» **Required task**:
Reproduce all of the data that follows, character for character.

Rows from a dataset:
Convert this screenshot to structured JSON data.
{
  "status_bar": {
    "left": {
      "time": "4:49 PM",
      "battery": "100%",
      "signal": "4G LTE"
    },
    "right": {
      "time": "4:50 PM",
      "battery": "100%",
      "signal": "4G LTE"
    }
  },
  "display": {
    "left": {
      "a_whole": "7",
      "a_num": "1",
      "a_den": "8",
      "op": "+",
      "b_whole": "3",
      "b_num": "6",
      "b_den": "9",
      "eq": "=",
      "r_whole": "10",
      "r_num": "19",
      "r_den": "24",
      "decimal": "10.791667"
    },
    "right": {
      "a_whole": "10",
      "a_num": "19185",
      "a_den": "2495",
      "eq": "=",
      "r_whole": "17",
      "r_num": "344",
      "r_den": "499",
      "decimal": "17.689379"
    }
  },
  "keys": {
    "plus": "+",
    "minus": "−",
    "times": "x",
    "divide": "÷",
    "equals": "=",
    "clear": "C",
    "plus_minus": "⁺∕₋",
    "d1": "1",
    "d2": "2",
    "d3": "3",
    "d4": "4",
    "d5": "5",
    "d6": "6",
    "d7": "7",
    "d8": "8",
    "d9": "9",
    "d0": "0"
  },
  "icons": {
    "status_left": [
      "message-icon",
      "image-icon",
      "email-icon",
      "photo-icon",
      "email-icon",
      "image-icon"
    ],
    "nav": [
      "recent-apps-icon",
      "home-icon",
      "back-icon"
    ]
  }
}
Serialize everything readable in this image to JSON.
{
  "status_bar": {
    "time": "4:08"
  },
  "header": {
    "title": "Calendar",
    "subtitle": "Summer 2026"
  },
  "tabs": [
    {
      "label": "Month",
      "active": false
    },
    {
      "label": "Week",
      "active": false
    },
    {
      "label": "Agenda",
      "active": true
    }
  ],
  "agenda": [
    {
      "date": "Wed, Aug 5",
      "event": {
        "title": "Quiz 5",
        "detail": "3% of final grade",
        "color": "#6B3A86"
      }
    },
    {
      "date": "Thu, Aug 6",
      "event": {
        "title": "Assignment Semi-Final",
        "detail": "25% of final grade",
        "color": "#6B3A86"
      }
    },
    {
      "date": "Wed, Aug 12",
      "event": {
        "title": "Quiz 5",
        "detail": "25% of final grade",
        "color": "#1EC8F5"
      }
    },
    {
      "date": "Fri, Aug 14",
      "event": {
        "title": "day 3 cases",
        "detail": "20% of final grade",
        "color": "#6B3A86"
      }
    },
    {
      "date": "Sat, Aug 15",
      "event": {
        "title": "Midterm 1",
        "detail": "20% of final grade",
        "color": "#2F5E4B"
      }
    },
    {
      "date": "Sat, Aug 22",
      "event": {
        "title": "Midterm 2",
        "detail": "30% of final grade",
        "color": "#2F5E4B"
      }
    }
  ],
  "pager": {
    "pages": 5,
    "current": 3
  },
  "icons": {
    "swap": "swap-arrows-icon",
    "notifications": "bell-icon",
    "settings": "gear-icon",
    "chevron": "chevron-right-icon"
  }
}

» **Result of the task**:
Convert this screenshot to structured JSON data.
{
  "status_bar": {
    "left": {
      "time": "4:49 PM",
      "battery": "100%",
      "signal": "4G LTE"
    },
    "right": {
      "time": "4:50 PM",
      "battery": "100%",
      "signal": "4G LTE"
    }
  },
  "display": {
    "left": {
      "a_whole": "7",
      "a_num": "1",
      "a_den": "8",
      "op": "+",
      "b_whole": "3",
      "b_num": "6",
      "b_den": "9",
      "eq": "=",
      "r_whole": "10",
      "r_num": "19",
      "r_den": "24",
      "decimal": "10.791667"
    },
    "right": {
      "a_whole": "10",
      "a_num": "19185",
      "a_den": "2495",
      "eq": "=",
      "r_whole": "17",
      "r_num": "344",
      "r_den": "499",
      "decimal": "17.689379"
    }
  },
  "keys": {
    "plus": "+",
    "minus": "−",
    "times": "x",
    "divide": "÷",
    "equals": "=",
    "clear": "C",
    "plus_minus": "⁺∕₋",
    "d1": "1",
    "d2": "2",
    "d3": "3",
    "d4": "4",
    "d5": "5",
    "d6": "6",
    "d7": "7",
    "d8": "8",
    "d9": "9",
    "d0": "0"
  },
  "icons": {
    "status_left": [
      "message-icon",
      "image-icon",
      "email-icon",
      "photo-icon",
      "email-icon",
      "image-icon"
    ],
    "nav": [
      "recent-apps-icon",
      "home-icon",
      "back-icon"
    ]
  }
}
Serialize everything readable in this image to JSON.
{
  "status_bar": {
    "time": "4:08"
  },
  "header": {
    "title": "Calendar",
    "subtitle": "Summer 2026"
  },
  "tabs": [
    {
      "label": "Month",
      "active": false
    },
    {
      "label": "Week",
      "active": false
    },
    {
      "label": "Agenda",
      "active": true
    }
  ],
  "agenda": [
    {
      "date": "Wed, Aug 5",
      "event": {
        "title": "Quiz 5",
        "detail": "3% of final grade",
        "color": "#6B3A86"
      }
    },
    {
      "date": "Thu, Aug 6",
      "event": {
        "title": "Assignment Semi-Final",
        "detail": "25% of final grade",
        "color": "#6B3A86"
      }
    },
    {
      "date": "Wed, Aug 12",
      "event": {
        "title": "Quiz 5",
        "detail": "25% of final grade",
        "color": "#1EC8F5"
      }
    },
    {
      "date": "Fri, Aug 14",
      "event": {
        "title": "day 3 cases",
        "detail": "20% of final grade",
        "color": "#6B3A86"
      }
    },
    {
      "date": "Sat, Aug 15",
      "event": {
        "title": "Midterm 1",
        "detail": "20% of final grade",
        "color": "#2F5E4B"
      }
    },
    {
      "date": "Sat, Aug 22",
      "event": {
        "title": "Midterm 2",
        "detail": "30% of final grade",
        "color": "#2F5E4B"
      }
    }
  ],
  "pager": {
    "pages": 5,
    "current": 3
  },
  "icons": {
    "swap": "swap-arrows-icon",
    "notifications": "bell-icon",
    "settings": "gear-icon",
    "chevron": "chevron-right-icon"
  }
}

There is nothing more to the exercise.